▶ [Problem requirements]
Exactly reproduce each record listed below.

::: Records shown

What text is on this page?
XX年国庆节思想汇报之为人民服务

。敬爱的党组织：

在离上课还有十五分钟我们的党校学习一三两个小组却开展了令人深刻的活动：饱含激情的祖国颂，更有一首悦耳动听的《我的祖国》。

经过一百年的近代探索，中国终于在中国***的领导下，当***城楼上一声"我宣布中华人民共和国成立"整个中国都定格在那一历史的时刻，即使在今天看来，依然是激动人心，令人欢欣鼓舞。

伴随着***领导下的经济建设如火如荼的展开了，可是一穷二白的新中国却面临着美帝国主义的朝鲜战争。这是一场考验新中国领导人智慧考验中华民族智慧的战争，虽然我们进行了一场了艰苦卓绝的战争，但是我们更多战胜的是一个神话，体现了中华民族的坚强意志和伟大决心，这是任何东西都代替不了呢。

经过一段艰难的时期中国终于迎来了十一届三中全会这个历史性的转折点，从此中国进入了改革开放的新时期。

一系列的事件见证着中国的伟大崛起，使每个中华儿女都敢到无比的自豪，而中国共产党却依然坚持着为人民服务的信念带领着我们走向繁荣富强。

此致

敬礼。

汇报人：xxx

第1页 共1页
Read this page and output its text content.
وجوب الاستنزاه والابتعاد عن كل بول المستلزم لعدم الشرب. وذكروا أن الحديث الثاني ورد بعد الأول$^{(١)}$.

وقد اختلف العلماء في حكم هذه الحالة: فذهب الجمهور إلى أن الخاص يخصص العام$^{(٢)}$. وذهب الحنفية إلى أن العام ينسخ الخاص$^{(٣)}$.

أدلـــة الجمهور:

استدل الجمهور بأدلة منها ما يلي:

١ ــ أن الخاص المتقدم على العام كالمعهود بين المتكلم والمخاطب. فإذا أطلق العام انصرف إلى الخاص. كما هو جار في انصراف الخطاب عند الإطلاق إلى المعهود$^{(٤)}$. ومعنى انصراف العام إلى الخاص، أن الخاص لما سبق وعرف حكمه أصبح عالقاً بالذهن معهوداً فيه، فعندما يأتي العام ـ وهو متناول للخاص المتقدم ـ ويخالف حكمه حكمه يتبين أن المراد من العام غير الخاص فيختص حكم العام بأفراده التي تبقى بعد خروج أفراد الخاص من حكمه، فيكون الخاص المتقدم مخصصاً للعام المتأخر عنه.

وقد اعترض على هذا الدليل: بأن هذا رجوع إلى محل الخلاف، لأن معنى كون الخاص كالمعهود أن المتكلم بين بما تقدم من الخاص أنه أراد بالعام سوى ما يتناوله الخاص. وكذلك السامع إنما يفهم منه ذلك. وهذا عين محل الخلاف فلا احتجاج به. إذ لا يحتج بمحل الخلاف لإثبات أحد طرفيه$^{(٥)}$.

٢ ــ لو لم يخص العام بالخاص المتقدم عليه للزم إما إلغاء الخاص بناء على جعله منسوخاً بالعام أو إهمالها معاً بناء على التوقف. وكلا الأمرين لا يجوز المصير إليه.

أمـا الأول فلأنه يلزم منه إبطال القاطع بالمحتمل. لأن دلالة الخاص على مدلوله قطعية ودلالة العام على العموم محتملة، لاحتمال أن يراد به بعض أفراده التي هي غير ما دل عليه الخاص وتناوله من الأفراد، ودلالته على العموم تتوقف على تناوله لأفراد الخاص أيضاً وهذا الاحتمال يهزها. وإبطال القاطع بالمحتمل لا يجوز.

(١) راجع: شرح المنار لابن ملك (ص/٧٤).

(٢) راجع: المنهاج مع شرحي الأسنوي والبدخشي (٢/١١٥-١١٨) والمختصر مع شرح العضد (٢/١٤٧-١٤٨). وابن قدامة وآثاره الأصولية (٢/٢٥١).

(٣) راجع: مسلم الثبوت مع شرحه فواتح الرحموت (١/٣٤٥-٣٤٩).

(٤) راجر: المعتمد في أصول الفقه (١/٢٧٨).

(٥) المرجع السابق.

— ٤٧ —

::::::

▶ [Full solution]
What text is on this page?
XX年国庆节思想汇报之为人民服务

。敬爱的党组织：

在离上课还有十五分钟我们的党校学习一三两个小组却开展了令人深刻的活动：饱含激情的祖国颂，更有一首悦耳动听的《我的祖国》。

经过一百年的近代探索，中国终于在中国***的领导下，当***城楼上一声"我宣布中华人民共和国成立"整个中国都定格在那一历史的时刻，即使在今天看来，依然是激动人心，令人欢欣鼓舞。

伴随着***领导下的经济建设如火如荼的展开了，可是一穷二白的新中国却面临着美帝国主义的朝鲜战争。这是一场考验新中国领导人智慧考验中华民族智慧的战争，虽然我们进行了一场了艰苦卓绝的战争，但是我们更多战胜的是一个神话，体现了中华民族的坚强意志和伟大决心，这是任何东西都代替不了呢。

经过一段艰难的时期中国终于迎来了十一届三中全会这个历史性的转折点，从此中国进入了改革开放的新时期。

一系列的事件见证着中国的伟大崛起，使每个中华儿女都敢到无比的自豪，而中国共产党却依然坚持着为人民服务的信念带领着我们走向繁荣富强。

此致

敬礼。

汇报人：xxx

第1页 共1页
Read this page and output its text content.
وجوب الاستنزاه والابتعاد عن كل بول المستلزم لعدم الشرب. وذكروا أن الحديث الثاني ورد بعد الأول$^{(١)}$.

وقد اختلف العلماء في حكم هذه الحالة: فذهب الجمهور إلى أن الخاص يخصص العام$^{(٢)}$. وذهب الحنفية إلى أن العام ينسخ الخاص$^{(٣)}$.

أدلـــة الجمهور:

استدل الجمهور بأدلة منها ما يلي:

١ ــ أن الخاص المتقدم على العام كالمعهود بين المتكلم والمخاطب. فإذا أطلق العام انصرف إلى الخاص. كما هو جار في انصراف الخطاب عند الإطلاق إلى المعهود$^{(٤)}$. ومعنى انصراف العام إلى الخاص، أن الخاص لما سبق وعرف حكمه أصبح عالقاً بالذهن معهوداً فيه، فعندما يأتي العام ـ وهو متناول للخاص المتقدم ـ ويخالف حكمه حكمه يتبين أن المراد من العام غير الخاص فيختص حكم العام بأفراده التي تبقى بعد خروج أفراد الخاص من حكمه، فيكون الخاص المتقدم مخصصاً للعام المتأخر عنه.

وقد اعترض على هذا الدليل: بأن هذا رجوع إلى محل الخلاف، لأن معنى كون الخاص كالمعهود أن المتكلم بين بما تقدم من الخاص أنه أراد بالعام سوى ما يتناوله الخاص. وكذلك السامع إنما يفهم منه ذلك. وهذا عين محل الخلاف فلا احتجاج به. إذ لا يحتج بمحل الخلاف لإثبات أحد طرفيه$^{(٥)}$.

٢ ــ لو لم يخص العام بالخاص المتقدم عليه للزم إما إلغاء الخاص بناء على جعله منسوخاً بالعام أو إهمالها معاً بناء على التوقف. وكلا الأمرين لا يجوز المصير إليه.

أمـا الأول فلأنه يلزم منه إبطال القاطع بالمحتمل. لأن دلالة الخاص على مدلوله قطعية ودلالة العام على العموم محتملة، لاحتمال أن يراد به بعض أفراده التي هي غير ما دل عليه الخاص وتناوله من الأفراد، ودلالته على العموم تتوقف على تناوله لأفراد الخاص أيضاً وهذا الاحتمال يهزها. وإبطال القاطع بالمحتمل لا يجوز.

(١) راجع: شرح المنار لابن ملك (ص/٧٤).

(٢) راجع: المنهاج مع شرحي الأسنوي والبدخشي (٢/١١٥-١١٨) والمختصر مع شرح العضد (٢/١٤٧-١٤٨). وابن قدامة وآثاره الأصولية (٢/٢٥١).

(٣) راجع: مسلم الثبوت مع شرحه فواتح الرحموت (١/٣٤٥-٣٤٩).

(٤) راجر: المعتمد في أصول الفقه (١/٢٧٨).

(٥) المرجع السابق.

— ٤٧ —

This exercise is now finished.